INSTRUCTIONS FOR THE TASK ::
Select from the data all lines with the word "JSON".

PROVIDED ENTRIES ::
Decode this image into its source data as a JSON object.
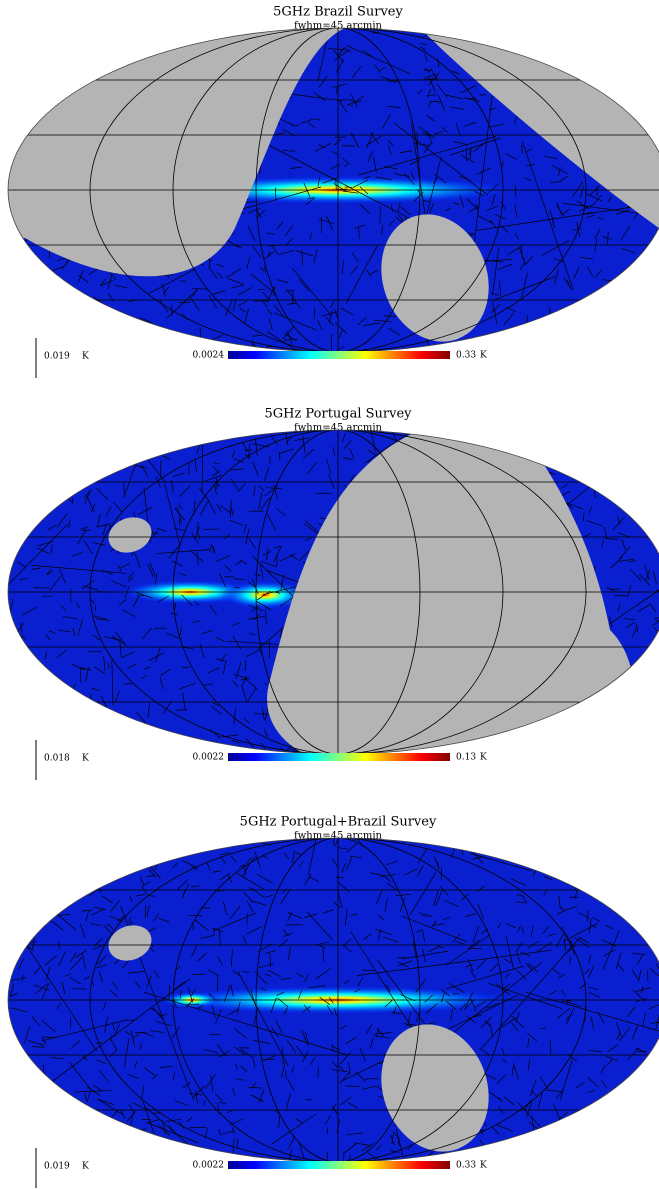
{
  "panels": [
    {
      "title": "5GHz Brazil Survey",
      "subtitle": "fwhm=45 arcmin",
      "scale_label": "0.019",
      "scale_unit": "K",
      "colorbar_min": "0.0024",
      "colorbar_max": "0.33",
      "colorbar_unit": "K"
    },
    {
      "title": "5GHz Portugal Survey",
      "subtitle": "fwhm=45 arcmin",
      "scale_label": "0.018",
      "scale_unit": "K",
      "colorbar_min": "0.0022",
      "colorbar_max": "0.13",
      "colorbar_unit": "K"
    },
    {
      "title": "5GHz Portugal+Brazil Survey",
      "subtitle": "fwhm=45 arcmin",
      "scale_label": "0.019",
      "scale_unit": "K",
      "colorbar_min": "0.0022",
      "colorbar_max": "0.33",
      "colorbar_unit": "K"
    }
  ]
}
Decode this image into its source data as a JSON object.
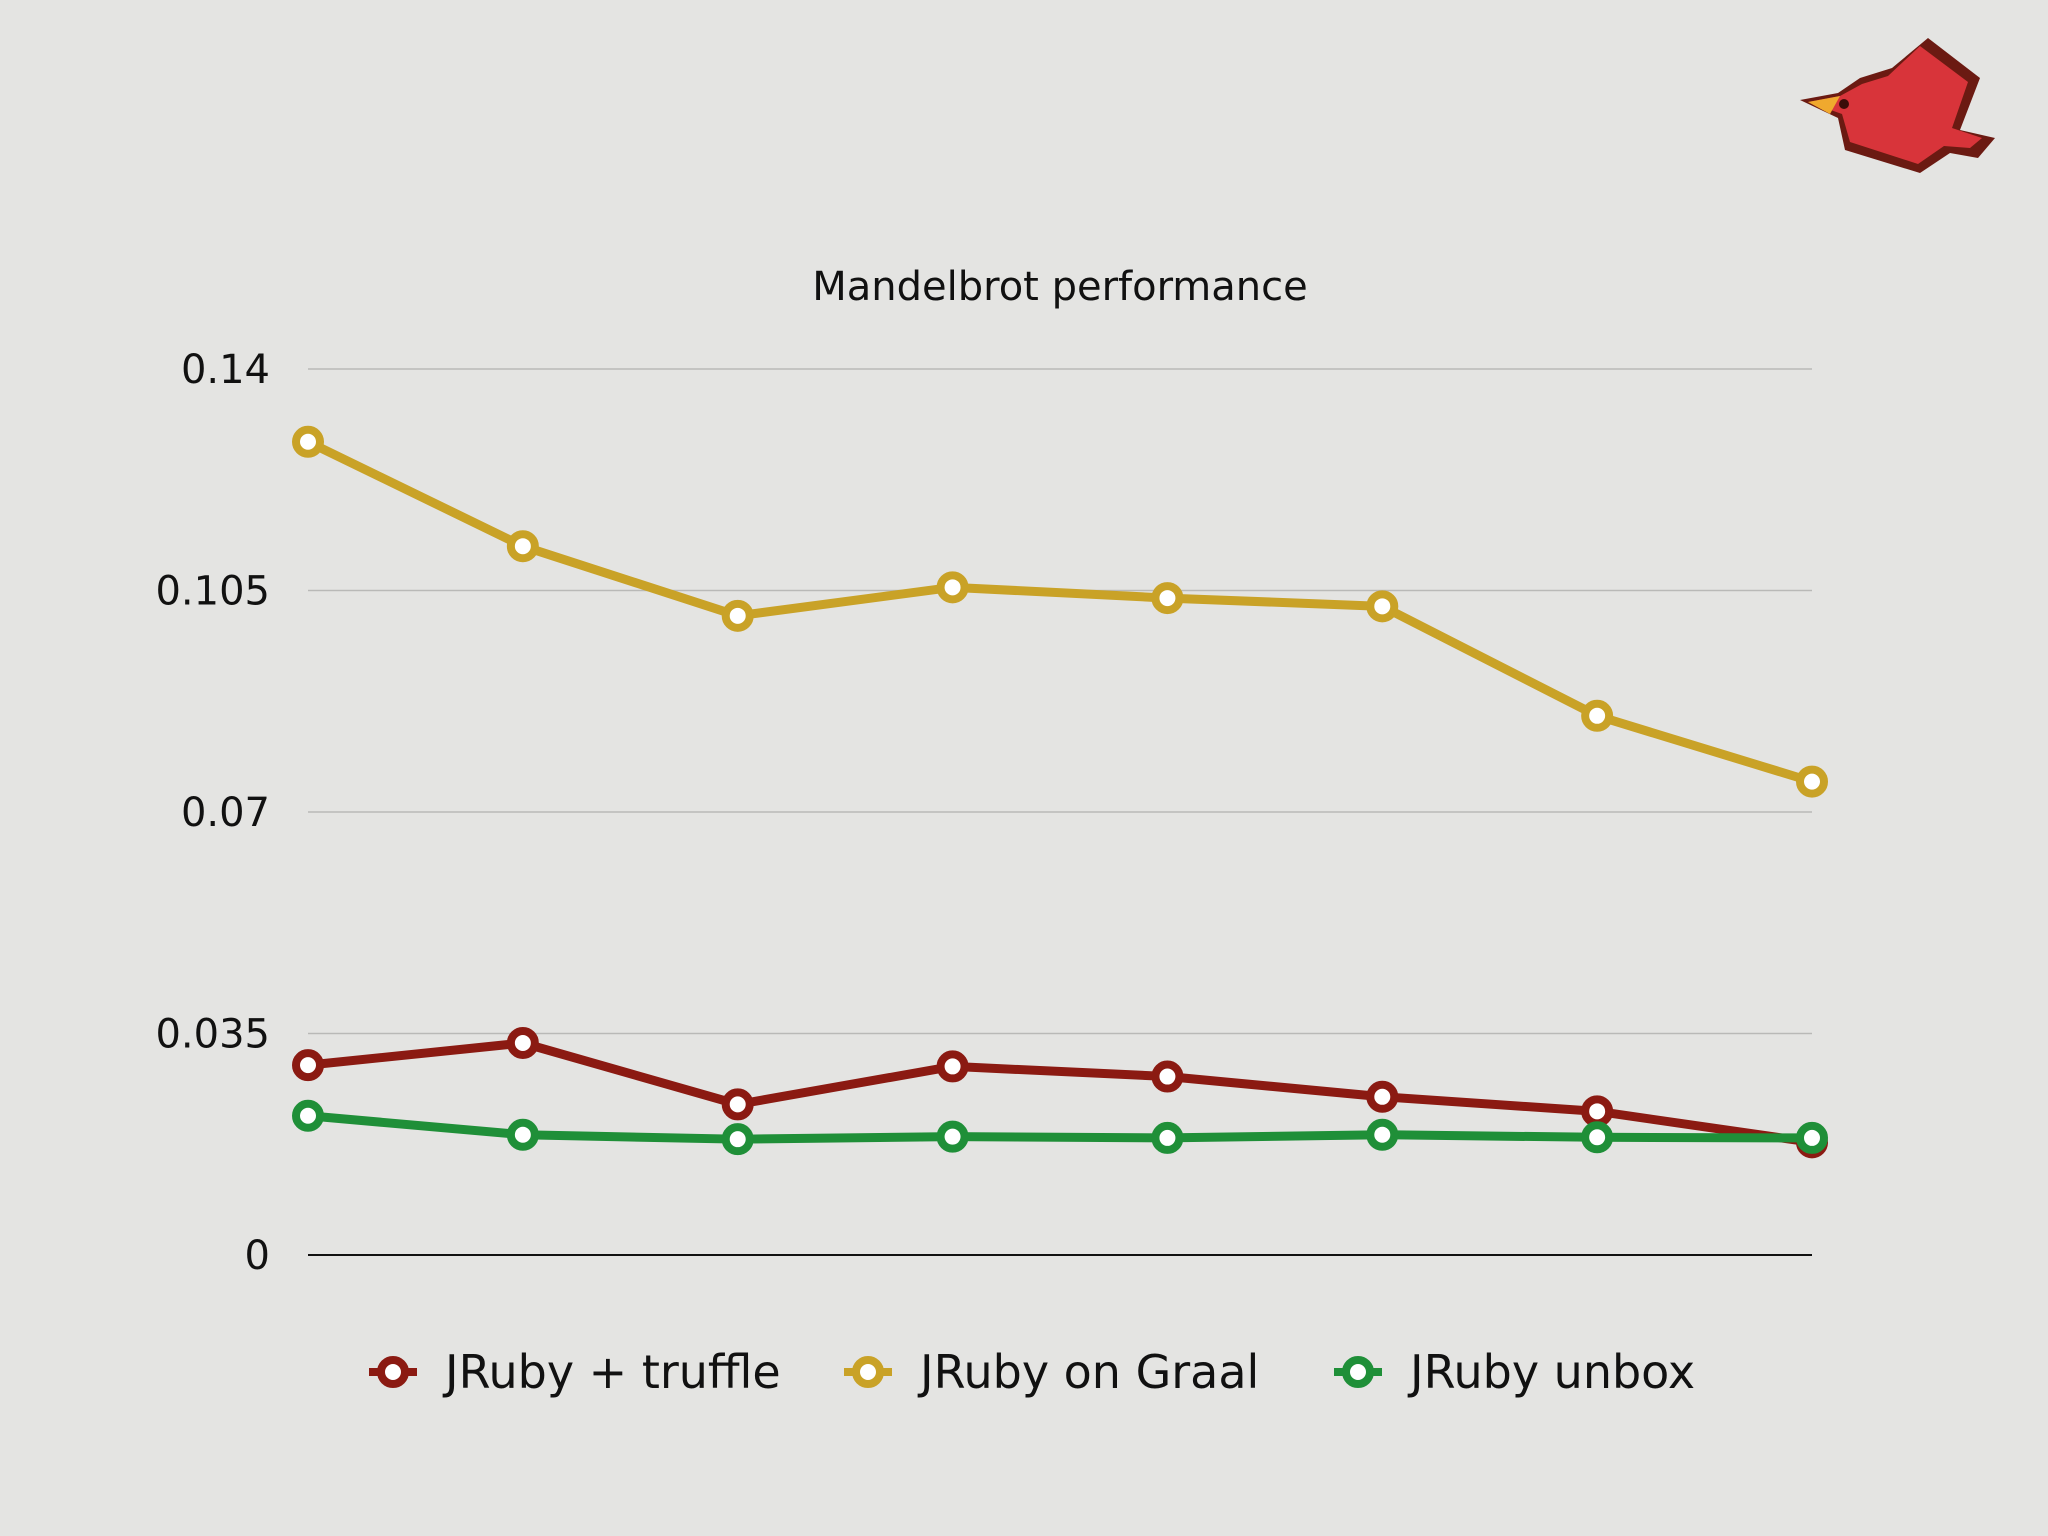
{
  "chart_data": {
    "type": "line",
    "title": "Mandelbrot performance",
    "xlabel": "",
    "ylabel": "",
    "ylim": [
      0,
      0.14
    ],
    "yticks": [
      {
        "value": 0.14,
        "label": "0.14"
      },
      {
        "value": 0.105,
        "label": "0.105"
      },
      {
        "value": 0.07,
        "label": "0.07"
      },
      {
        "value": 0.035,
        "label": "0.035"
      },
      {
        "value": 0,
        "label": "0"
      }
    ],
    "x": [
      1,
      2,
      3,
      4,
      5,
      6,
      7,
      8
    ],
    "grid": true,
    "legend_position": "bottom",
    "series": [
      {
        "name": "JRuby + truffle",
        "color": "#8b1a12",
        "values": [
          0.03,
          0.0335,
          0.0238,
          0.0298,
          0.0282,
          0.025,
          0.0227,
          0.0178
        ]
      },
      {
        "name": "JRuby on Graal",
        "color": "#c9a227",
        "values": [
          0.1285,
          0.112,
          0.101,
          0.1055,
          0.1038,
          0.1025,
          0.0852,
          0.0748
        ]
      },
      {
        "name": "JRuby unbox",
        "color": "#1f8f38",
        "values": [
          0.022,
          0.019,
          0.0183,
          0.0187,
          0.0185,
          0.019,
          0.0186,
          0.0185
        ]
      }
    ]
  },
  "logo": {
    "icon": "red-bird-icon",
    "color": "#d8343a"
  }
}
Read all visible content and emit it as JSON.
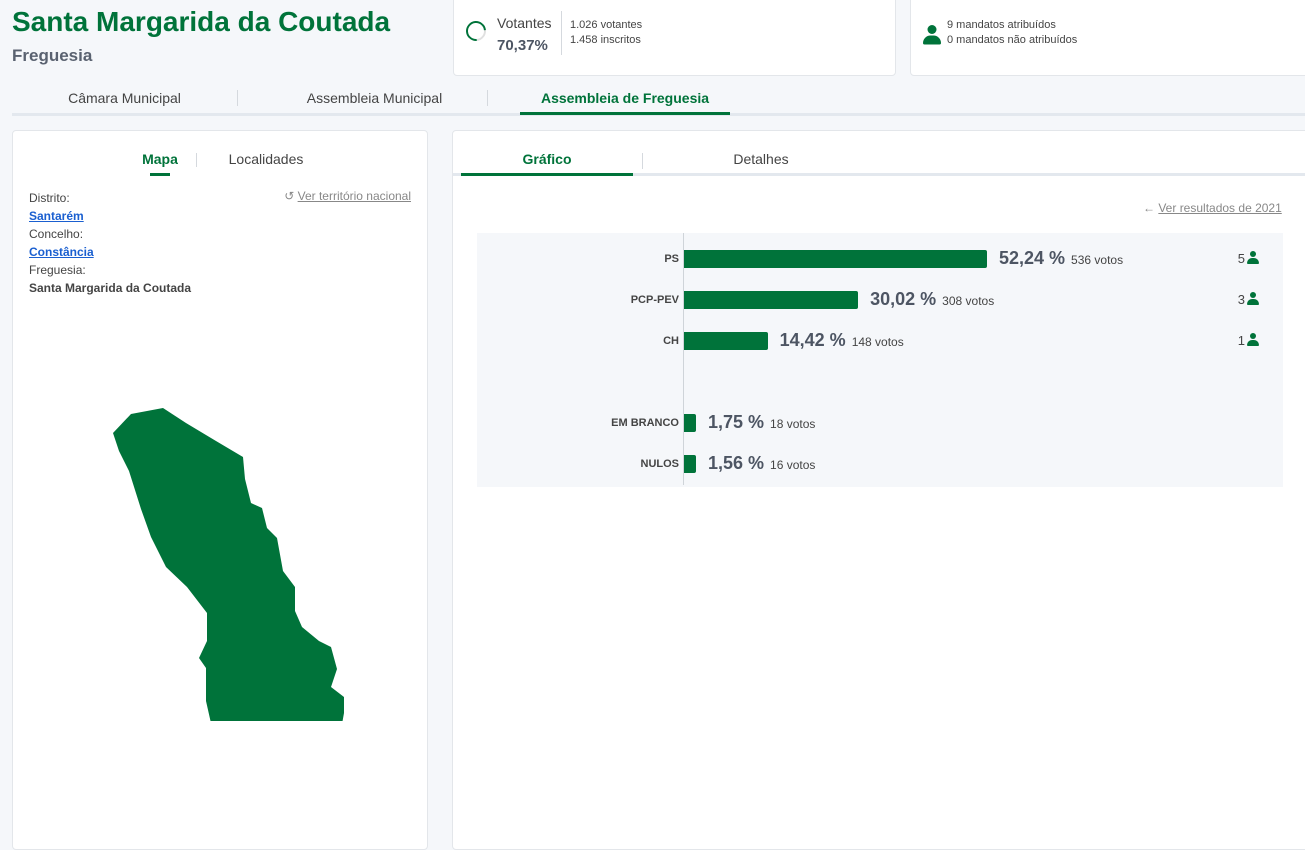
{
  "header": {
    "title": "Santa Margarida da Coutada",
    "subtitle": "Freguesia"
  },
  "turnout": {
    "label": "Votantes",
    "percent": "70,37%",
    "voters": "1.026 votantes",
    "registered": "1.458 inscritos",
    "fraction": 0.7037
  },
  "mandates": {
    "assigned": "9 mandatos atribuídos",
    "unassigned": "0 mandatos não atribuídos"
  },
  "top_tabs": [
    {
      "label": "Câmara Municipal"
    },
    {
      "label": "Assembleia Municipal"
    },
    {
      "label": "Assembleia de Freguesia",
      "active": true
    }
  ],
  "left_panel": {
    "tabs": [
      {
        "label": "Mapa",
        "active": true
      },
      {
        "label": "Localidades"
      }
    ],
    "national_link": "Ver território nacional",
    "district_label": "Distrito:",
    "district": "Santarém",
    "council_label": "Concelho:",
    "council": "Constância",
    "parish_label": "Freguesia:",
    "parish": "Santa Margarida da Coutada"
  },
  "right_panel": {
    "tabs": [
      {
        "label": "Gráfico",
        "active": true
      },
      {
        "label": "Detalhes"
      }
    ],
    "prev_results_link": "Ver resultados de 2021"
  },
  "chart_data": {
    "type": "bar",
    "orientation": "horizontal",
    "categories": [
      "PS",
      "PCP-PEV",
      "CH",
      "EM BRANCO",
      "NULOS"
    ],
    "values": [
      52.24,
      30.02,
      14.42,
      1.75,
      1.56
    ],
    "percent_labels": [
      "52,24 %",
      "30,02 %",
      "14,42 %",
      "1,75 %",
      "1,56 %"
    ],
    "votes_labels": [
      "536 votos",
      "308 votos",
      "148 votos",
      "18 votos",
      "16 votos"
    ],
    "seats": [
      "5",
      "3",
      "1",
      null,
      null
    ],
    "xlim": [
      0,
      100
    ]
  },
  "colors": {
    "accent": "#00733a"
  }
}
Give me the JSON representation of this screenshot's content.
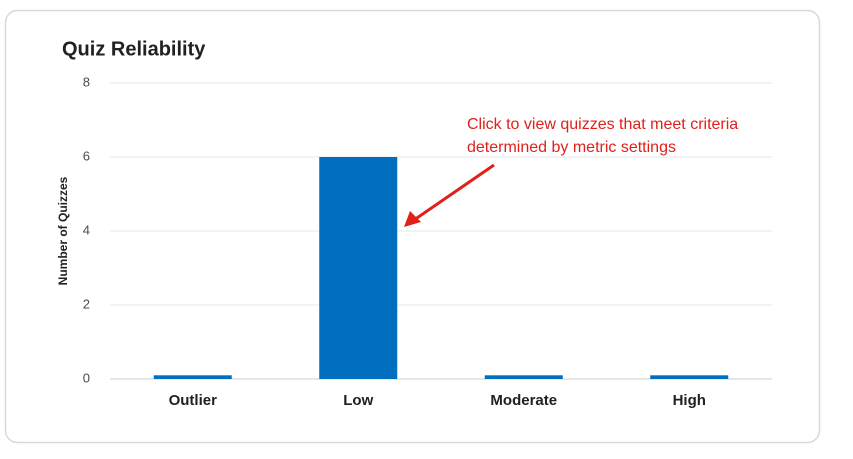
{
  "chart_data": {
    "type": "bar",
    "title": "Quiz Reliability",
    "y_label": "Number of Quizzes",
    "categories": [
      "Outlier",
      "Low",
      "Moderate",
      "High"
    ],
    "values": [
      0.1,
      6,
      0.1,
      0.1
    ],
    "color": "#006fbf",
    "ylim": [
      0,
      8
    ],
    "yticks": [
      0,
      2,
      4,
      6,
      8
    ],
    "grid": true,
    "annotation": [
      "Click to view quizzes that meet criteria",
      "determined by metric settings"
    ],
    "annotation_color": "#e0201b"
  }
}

REPLY TO THE EXERCISE ::
Decode this image into its source data as a JSON object.
Decode this image into its source data as a JSON object.
Read all visible content and emit it as JSON.
Give me the JSON representation of this screenshot's content.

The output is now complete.